::: DATA SUPPLIED

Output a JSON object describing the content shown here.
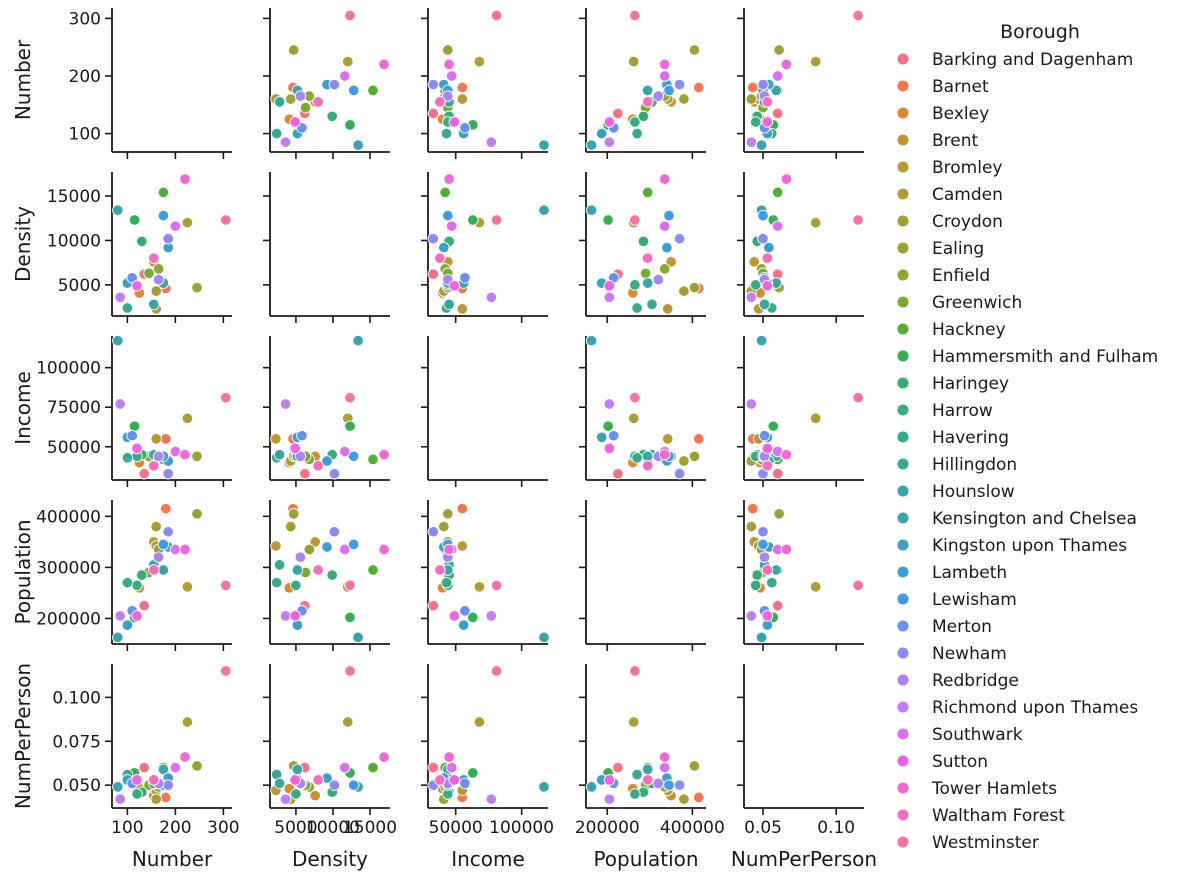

::::::
::: DATA SUPPLIED

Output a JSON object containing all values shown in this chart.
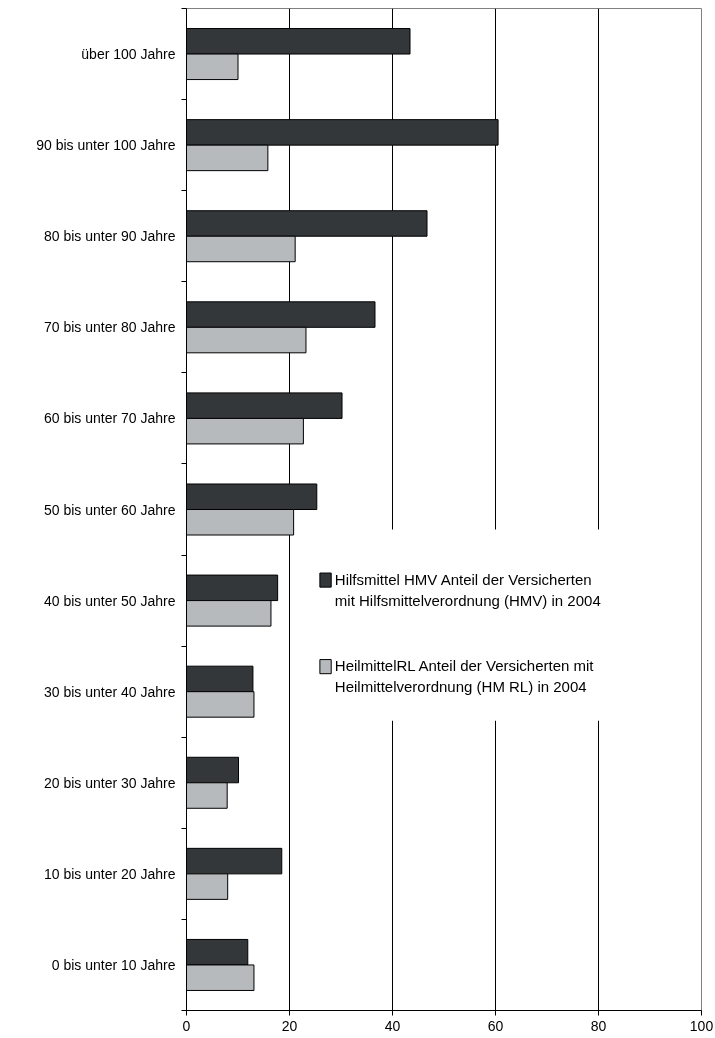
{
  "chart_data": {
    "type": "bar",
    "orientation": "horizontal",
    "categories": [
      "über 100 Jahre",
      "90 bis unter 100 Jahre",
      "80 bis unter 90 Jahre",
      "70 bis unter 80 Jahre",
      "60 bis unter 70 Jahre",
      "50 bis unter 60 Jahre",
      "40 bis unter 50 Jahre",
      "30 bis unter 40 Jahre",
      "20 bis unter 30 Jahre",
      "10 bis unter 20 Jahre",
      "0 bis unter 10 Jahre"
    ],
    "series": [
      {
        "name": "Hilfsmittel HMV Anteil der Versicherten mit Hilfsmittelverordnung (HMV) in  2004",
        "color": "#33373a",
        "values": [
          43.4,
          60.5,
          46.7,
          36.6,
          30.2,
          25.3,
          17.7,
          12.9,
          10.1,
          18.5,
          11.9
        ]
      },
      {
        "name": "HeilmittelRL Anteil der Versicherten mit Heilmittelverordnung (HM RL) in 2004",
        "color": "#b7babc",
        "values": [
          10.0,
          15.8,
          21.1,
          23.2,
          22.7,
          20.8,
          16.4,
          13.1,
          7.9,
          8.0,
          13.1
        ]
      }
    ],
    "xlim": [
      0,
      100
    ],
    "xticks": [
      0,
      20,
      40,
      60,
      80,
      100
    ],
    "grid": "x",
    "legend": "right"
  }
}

::::::
::: DATA SUPPLIED

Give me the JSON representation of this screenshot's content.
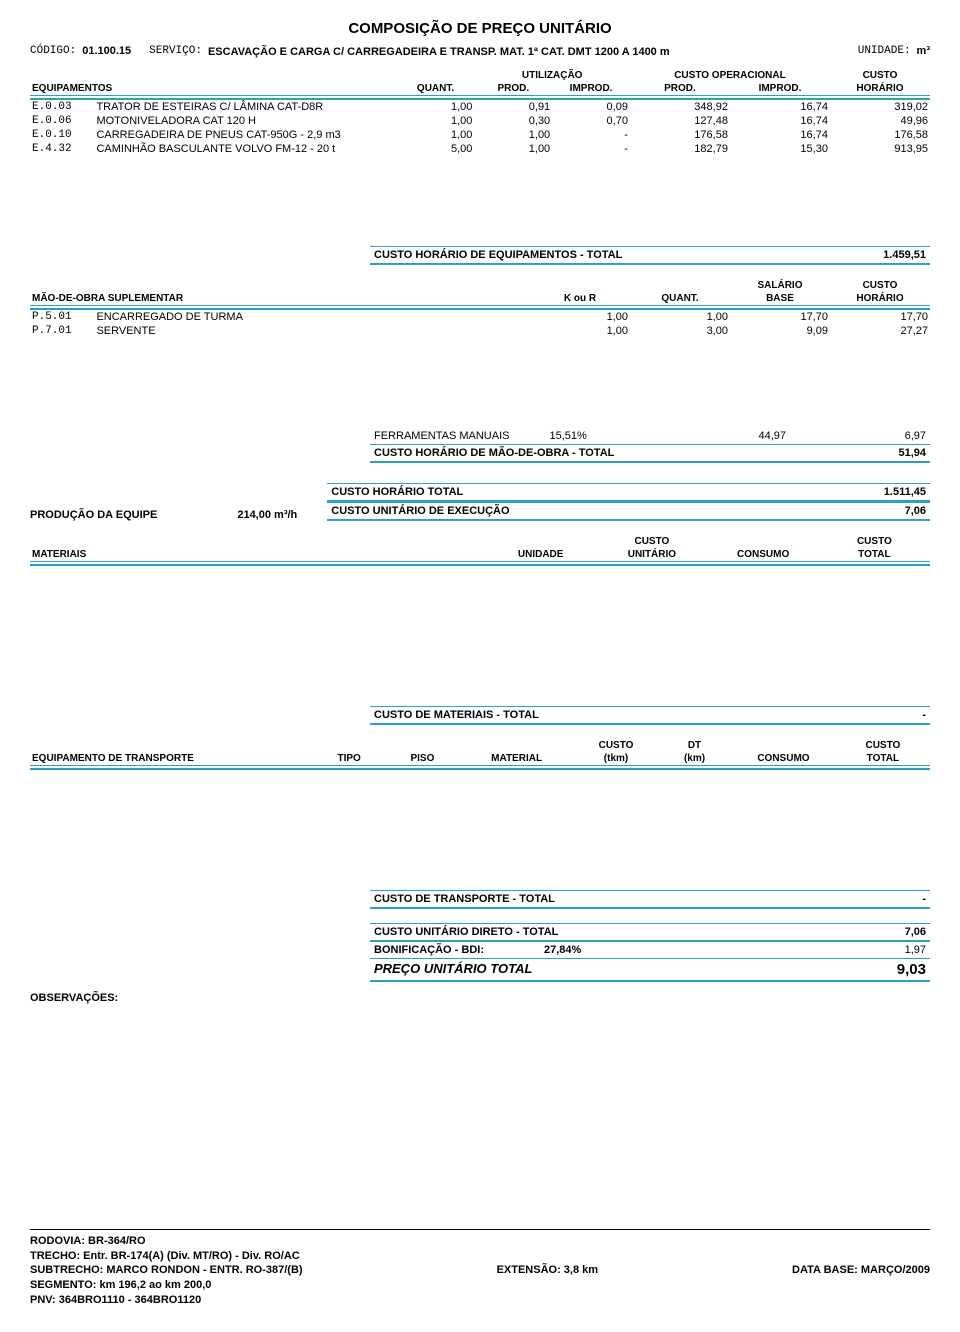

::::::

YOUR GOAL:
Copy all lines above containing the string "content".

FINISHED ANSWER:
Output a JSON object describing the content shown here.
Give me the JSON representation of this screenshot's content.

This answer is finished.